- [RECORD EXCERPTS]
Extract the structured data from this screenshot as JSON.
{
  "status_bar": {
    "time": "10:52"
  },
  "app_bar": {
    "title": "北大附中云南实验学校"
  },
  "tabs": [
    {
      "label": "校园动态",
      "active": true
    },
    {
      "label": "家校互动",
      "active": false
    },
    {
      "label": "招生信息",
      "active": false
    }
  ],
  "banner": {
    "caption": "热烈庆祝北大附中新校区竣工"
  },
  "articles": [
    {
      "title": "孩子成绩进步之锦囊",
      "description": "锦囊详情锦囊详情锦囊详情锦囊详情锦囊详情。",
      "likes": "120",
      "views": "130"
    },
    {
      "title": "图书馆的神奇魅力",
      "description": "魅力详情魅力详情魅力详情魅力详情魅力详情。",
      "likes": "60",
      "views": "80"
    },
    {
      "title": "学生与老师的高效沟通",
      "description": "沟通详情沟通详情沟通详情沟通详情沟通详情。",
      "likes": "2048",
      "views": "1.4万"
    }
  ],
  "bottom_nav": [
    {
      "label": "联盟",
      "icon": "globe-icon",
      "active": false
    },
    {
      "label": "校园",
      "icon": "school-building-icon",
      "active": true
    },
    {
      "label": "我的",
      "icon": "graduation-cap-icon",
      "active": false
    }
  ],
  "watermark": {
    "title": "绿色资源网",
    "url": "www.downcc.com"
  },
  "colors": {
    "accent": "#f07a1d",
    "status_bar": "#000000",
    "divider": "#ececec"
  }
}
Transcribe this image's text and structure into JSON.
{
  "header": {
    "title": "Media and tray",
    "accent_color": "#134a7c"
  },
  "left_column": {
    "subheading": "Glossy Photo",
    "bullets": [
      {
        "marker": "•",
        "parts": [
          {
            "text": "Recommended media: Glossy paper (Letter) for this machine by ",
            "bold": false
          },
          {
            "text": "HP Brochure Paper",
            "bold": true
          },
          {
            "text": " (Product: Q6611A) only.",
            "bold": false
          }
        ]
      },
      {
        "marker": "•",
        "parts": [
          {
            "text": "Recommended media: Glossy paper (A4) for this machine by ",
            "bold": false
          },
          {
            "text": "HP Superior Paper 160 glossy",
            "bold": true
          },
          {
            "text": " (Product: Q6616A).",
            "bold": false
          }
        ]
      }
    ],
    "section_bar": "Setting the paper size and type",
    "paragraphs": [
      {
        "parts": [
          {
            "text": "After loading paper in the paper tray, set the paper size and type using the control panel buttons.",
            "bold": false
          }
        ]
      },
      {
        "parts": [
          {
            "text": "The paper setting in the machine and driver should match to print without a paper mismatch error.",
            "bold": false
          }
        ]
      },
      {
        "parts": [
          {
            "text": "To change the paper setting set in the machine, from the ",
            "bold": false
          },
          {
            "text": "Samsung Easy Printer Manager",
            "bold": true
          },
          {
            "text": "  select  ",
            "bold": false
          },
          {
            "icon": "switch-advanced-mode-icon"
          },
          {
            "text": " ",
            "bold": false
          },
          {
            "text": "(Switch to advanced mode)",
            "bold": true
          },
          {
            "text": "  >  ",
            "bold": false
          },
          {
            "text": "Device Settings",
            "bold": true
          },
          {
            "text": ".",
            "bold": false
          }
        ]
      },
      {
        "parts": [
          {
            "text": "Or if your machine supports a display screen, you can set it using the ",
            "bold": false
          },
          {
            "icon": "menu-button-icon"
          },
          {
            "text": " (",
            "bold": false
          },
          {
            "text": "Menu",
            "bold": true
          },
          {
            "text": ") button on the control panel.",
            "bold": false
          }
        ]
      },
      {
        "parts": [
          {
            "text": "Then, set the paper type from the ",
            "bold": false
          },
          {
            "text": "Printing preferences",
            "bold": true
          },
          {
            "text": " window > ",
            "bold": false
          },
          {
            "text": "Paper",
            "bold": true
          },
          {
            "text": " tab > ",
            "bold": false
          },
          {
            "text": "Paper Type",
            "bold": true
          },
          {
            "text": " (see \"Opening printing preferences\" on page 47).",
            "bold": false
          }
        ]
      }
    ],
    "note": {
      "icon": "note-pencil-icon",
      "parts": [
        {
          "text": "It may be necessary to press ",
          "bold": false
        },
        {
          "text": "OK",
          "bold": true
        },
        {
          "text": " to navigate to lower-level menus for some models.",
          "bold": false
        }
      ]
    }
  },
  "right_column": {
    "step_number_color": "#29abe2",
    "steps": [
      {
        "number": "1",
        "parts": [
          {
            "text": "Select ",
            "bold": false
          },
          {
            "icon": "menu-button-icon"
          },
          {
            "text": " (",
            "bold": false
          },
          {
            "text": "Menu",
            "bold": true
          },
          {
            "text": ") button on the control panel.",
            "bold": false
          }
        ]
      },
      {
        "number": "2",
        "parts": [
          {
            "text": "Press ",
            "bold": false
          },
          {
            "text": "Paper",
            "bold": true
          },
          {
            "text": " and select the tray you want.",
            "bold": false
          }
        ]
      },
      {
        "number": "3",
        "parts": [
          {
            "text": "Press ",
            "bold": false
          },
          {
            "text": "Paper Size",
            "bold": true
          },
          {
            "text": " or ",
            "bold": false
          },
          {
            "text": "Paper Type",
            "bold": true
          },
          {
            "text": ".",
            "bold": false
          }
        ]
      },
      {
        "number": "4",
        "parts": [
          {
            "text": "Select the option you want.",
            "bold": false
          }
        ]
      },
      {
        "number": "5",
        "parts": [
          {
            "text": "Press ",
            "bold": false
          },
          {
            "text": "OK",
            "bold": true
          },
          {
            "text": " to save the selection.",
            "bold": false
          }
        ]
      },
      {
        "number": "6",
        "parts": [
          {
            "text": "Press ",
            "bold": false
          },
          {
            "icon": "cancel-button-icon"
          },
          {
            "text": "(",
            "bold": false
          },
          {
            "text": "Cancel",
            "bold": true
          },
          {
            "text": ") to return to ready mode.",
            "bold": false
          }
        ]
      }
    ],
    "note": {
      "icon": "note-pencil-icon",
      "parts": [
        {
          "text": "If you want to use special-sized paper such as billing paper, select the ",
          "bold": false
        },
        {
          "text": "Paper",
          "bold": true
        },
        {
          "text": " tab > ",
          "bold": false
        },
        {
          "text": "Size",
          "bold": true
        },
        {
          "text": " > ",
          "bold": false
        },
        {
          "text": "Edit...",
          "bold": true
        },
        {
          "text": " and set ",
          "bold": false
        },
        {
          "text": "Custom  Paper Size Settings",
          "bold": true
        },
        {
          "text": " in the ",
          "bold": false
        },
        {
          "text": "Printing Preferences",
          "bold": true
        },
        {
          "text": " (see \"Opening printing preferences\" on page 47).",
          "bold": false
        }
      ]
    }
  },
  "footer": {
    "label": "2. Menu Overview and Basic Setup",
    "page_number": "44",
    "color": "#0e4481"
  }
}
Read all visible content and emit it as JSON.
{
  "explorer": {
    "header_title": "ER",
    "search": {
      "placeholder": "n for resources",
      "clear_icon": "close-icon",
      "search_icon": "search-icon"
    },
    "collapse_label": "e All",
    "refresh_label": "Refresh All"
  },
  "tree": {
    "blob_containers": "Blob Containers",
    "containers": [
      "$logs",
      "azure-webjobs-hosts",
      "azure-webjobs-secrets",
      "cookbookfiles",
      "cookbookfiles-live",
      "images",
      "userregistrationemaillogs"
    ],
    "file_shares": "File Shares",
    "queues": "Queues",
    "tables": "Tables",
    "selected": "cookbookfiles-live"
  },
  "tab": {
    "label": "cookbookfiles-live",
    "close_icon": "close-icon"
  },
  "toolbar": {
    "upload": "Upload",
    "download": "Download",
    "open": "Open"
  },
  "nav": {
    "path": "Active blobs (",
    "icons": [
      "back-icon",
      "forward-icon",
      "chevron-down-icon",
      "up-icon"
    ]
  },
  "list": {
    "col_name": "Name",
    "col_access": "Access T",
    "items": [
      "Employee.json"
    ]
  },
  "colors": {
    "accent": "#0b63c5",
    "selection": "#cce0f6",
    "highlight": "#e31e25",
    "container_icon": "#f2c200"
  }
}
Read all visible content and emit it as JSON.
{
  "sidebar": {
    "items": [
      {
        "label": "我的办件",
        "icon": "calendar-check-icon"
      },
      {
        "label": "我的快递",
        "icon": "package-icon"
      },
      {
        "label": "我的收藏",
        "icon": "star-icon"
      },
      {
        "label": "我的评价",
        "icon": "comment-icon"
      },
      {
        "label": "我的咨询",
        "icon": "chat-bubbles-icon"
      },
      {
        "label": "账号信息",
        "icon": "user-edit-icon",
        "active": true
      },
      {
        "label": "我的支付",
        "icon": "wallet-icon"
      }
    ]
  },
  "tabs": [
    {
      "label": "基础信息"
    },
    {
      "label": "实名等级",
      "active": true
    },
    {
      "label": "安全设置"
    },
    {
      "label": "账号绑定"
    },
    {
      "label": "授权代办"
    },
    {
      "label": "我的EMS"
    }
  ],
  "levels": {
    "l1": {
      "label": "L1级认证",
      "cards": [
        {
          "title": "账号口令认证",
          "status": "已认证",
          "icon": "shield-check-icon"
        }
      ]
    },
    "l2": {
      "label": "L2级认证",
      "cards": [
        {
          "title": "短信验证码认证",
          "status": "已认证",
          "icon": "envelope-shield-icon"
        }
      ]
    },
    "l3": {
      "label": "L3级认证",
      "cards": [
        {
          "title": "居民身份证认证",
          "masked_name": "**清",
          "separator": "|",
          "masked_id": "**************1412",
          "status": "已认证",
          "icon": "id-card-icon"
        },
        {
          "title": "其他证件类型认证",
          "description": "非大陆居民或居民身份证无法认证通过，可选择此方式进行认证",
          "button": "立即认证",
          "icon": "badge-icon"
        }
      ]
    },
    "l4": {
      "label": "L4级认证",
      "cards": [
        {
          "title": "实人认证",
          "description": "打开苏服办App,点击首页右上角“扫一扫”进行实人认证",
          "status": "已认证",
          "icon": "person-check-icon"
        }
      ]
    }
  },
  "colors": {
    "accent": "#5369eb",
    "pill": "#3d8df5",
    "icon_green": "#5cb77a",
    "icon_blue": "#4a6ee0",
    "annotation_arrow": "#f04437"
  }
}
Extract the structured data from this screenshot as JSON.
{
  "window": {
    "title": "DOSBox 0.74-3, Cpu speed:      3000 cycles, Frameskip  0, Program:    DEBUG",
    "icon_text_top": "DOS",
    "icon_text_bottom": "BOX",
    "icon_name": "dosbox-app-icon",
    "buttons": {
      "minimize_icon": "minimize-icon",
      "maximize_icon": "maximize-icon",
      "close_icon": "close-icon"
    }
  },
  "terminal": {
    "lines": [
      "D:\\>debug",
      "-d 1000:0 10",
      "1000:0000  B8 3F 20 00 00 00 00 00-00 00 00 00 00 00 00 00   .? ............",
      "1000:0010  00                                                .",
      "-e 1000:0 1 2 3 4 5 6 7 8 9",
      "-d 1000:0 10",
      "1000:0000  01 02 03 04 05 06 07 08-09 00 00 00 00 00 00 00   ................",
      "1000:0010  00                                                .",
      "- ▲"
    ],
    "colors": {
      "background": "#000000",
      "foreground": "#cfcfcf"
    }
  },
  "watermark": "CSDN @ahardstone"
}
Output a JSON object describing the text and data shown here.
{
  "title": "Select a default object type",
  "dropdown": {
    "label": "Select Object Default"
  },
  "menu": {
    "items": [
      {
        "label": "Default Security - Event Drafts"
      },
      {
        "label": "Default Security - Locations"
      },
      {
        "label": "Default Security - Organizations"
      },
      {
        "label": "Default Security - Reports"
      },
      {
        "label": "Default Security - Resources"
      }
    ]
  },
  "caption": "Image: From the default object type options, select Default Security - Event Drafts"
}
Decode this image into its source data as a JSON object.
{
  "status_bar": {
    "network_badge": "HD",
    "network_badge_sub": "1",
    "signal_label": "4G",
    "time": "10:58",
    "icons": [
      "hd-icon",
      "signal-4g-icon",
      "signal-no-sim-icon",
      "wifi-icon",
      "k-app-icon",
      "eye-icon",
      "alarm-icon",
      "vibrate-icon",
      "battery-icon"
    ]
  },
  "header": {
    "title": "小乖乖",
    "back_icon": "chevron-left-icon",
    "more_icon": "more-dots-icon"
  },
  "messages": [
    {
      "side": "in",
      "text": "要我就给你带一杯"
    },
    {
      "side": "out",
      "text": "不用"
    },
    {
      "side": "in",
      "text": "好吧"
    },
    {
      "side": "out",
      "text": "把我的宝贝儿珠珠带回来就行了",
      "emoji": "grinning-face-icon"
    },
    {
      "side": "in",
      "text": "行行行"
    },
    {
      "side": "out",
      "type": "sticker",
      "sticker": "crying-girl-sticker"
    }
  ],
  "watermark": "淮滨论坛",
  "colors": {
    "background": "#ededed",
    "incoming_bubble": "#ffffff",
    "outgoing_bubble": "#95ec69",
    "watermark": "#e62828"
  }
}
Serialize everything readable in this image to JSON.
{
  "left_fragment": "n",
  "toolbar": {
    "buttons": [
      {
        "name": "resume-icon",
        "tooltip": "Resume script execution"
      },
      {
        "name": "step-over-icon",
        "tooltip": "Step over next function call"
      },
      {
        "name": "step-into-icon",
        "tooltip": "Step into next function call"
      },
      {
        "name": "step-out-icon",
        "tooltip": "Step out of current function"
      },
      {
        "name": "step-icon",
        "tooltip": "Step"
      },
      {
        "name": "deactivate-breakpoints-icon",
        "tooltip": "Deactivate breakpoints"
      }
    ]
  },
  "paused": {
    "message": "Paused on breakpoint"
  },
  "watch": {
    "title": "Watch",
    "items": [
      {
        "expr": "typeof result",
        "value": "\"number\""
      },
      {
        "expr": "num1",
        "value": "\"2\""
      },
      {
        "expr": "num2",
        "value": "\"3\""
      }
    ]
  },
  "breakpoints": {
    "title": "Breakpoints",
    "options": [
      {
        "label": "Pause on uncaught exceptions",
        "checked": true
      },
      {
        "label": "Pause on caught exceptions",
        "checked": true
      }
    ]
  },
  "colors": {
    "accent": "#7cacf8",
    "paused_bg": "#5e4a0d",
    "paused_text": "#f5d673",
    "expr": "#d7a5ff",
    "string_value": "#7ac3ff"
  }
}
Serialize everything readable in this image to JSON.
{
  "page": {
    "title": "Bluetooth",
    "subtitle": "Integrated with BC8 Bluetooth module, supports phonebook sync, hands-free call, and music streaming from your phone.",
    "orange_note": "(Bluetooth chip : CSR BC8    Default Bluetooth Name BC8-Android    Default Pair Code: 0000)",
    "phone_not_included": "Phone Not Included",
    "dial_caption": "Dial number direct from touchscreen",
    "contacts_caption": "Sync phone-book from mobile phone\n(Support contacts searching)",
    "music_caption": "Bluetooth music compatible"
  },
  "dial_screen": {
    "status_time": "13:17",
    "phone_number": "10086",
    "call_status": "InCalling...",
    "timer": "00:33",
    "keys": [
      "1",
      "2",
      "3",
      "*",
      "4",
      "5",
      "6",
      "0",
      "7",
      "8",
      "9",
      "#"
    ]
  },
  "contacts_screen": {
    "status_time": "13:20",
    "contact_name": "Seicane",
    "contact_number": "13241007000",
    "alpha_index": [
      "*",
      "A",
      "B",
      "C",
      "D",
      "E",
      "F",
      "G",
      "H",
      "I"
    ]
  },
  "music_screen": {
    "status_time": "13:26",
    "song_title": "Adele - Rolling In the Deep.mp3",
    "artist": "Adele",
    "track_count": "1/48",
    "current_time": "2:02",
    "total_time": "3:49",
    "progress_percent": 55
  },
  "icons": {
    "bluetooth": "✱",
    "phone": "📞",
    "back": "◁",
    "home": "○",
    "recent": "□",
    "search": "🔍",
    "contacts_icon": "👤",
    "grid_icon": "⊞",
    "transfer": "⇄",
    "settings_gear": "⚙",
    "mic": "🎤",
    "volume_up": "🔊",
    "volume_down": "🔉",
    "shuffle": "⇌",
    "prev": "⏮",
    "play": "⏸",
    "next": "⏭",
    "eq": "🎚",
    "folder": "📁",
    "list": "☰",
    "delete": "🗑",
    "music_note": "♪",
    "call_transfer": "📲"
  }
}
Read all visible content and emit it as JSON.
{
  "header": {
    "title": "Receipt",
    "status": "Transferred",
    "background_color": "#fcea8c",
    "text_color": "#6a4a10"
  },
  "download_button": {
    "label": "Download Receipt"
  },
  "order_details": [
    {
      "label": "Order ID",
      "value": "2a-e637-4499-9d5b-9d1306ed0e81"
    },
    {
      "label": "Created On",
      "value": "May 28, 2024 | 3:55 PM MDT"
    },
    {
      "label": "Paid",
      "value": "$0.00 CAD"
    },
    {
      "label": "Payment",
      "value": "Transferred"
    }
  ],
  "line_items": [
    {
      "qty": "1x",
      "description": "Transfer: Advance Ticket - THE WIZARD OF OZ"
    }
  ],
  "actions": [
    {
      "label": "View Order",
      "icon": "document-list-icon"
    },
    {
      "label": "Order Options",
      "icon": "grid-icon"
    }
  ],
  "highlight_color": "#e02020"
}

- [EXERCISE DIRECTIONS] Copy all lines from the material that hold "data".

- [EXERCISE SOLUTION]
Extract the structured data from this screenshot as JSON.
Extract the structured data from this screenshot as JSON.
Output a JSON object describing the text and data shown here.
Decode this image into its source data as a JSON object.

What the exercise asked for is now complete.